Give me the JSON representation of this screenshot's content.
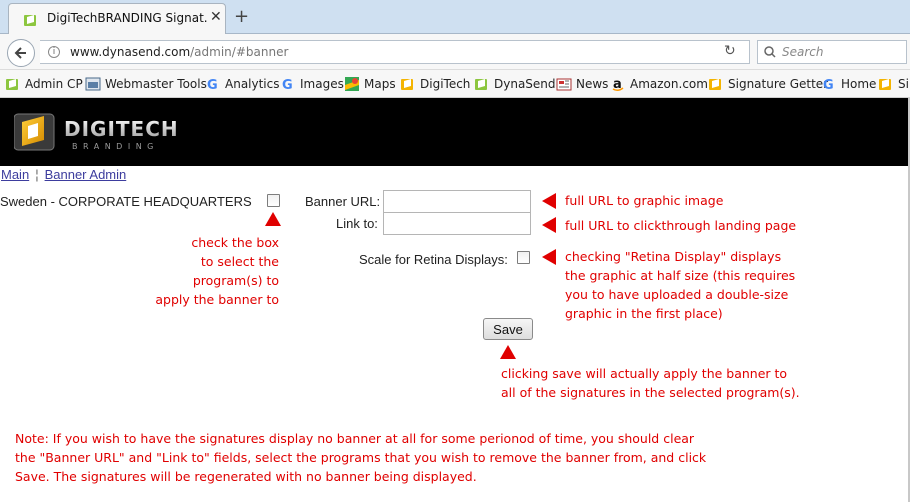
{
  "browser": {
    "tab_title": "DigiTechBRANDING Signat...",
    "url_host": "www.dynasend.com",
    "url_path": "/admin/#banner",
    "search_placeholder": "Search",
    "bookmarks": [
      {
        "label": "Admin CP",
        "icon": "digitech-icon"
      },
      {
        "label": "Webmaster Tools",
        "icon": "webmaster-icon"
      },
      {
        "label": "Analytics",
        "icon": "google-icon"
      },
      {
        "label": "Images",
        "icon": "google-icon"
      },
      {
        "label": "Maps",
        "icon": "maps-icon"
      },
      {
        "label": "DigiTech",
        "icon": "digitech-icon"
      },
      {
        "label": "DynaSend",
        "icon": "digitech-icon"
      },
      {
        "label": "News",
        "icon": "news-icon"
      },
      {
        "label": "Amazon.com",
        "icon": "amazon-icon"
      },
      {
        "label": "Signature Getter",
        "icon": "digitech-icon"
      },
      {
        "label": "Home",
        "icon": "google-icon"
      },
      {
        "label": "Si",
        "icon": "digitech-icon"
      }
    ]
  },
  "logo": {
    "word": "DIGITECH",
    "sub": "BRANDING"
  },
  "breadcrumb": {
    "main": "Main",
    "separator": "¦",
    "current": "Banner Admin"
  },
  "program": {
    "label": "Sweden - CORPORATE HEADQUARTERS"
  },
  "form": {
    "banner_url_label": "Banner URL:",
    "banner_url_value": "",
    "link_to_label": "Link to:",
    "link_to_value": "",
    "retina_label": "Scale for Retina Displays:",
    "save_label": "Save"
  },
  "annotations": {
    "checkbox_note": [
      "check the box",
      "to select the",
      "program(s) to",
      "apply the banner to"
    ],
    "banner_url_note": "full URL to graphic image",
    "link_to_note": "full URL to clickthrough landing page",
    "retina_note": [
      "checking \"Retina Display\" displays",
      "the graphic at half size (this requires",
      "you to have uploaded a double-size",
      "graphic in the first place)"
    ],
    "save_note": [
      "clicking save will actually apply the banner to",
      "all of the signatures in the selected program(s)."
    ],
    "footer_note": [
      "Note: If you wish to have the signatures display no banner at all for some perionod of time, you should clear",
      "the \"Banner URL\" and \"Link to\" fields, select the programs that you wish to remove the banner from, and click",
      "Save. The signatures will be regenerated with no banner being displayed."
    ]
  },
  "colors": {
    "annotation": "#e00000",
    "banner_bg": "#000000",
    "link": "#3d3d9e"
  }
}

····················

#### [The request]
Give back the entries verbatim. Do not include any picture.

#### [Result of this exercise]
Give me the JSON representation of this screenshot's content.
{
  "browser": {
    "tab_title": "DigiTechBRANDING Signat...",
    "url_host": "www.dynasend.com",
    "url_path": "/admin/#banner",
    "search_placeholder": "Search",
    "bookmarks": [
      {
        "label": "Admin CP",
        "icon": "digitech-icon"
      },
      {
        "label": "Webmaster Tools",
        "icon": "webmaster-icon"
      },
      {
        "label": "Analytics",
        "icon": "google-icon"
      },
      {
        "label": "Images",
        "icon": "google-icon"
      },
      {
        "label": "Maps",
        "icon": "maps-icon"
      },
      {
        "label": "DigiTech",
        "icon": "digitech-icon"
      },
      {
        "label": "DynaSend",
        "icon": "digitech-icon"
      },
      {
        "label": "News",
        "icon": "news-icon"
      },
      {
        "label": "Amazon.com",
        "icon": "amazon-icon"
      },
      {
        "label": "Signature Getter",
        "icon": "digitech-icon"
      },
      {
        "label": "Home",
        "icon": "google-icon"
      },
      {
        "label": "Si",
        "icon": "digitech-icon"
      }
    ]
  },
  "logo": {
    "word": "DIGITECH",
    "sub": "BRANDING"
  },
  "breadcrumb": {
    "main": "Main",
    "separator": "¦",
    "current": "Banner Admin"
  },
  "program": {
    "label": "Sweden - CORPORATE HEADQUARTERS"
  },
  "form": {
    "banner_url_label": "Banner URL:",
    "banner_url_value": "",
    "link_to_label": "Link to:",
    "link_to_value": "",
    "retina_label": "Scale for Retina Displays:",
    "save_label": "Save"
  },
  "annotations": {
    "checkbox_note": [
      "check the box",
      "to select the",
      "program(s) to",
      "apply the banner to"
    ],
    "banner_url_note": "full URL to graphic image",
    "link_to_note": "full URL to clickthrough landing page",
    "retina_note": [
      "checking \"Retina Display\" displays",
      "the graphic at half size (this requires",
      "you to have uploaded a double-size",
      "graphic in the first place)"
    ],
    "save_note": [
      "clicking save will actually apply the banner to",
      "all of the signatures in the selected program(s)."
    ],
    "footer_note": [
      "Note: If you wish to have the signatures display no banner at all for some perionod of time, you should clear",
      "the \"Banner URL\" and \"Link to\" fields, select the programs that you wish to remove the banner from, and click",
      "Save. The signatures will be regenerated with no banner being displayed."
    ]
  },
  "colors": {
    "annotation": "#e00000",
    "banner_bg": "#000000",
    "link": "#3d3d9e"
  }
}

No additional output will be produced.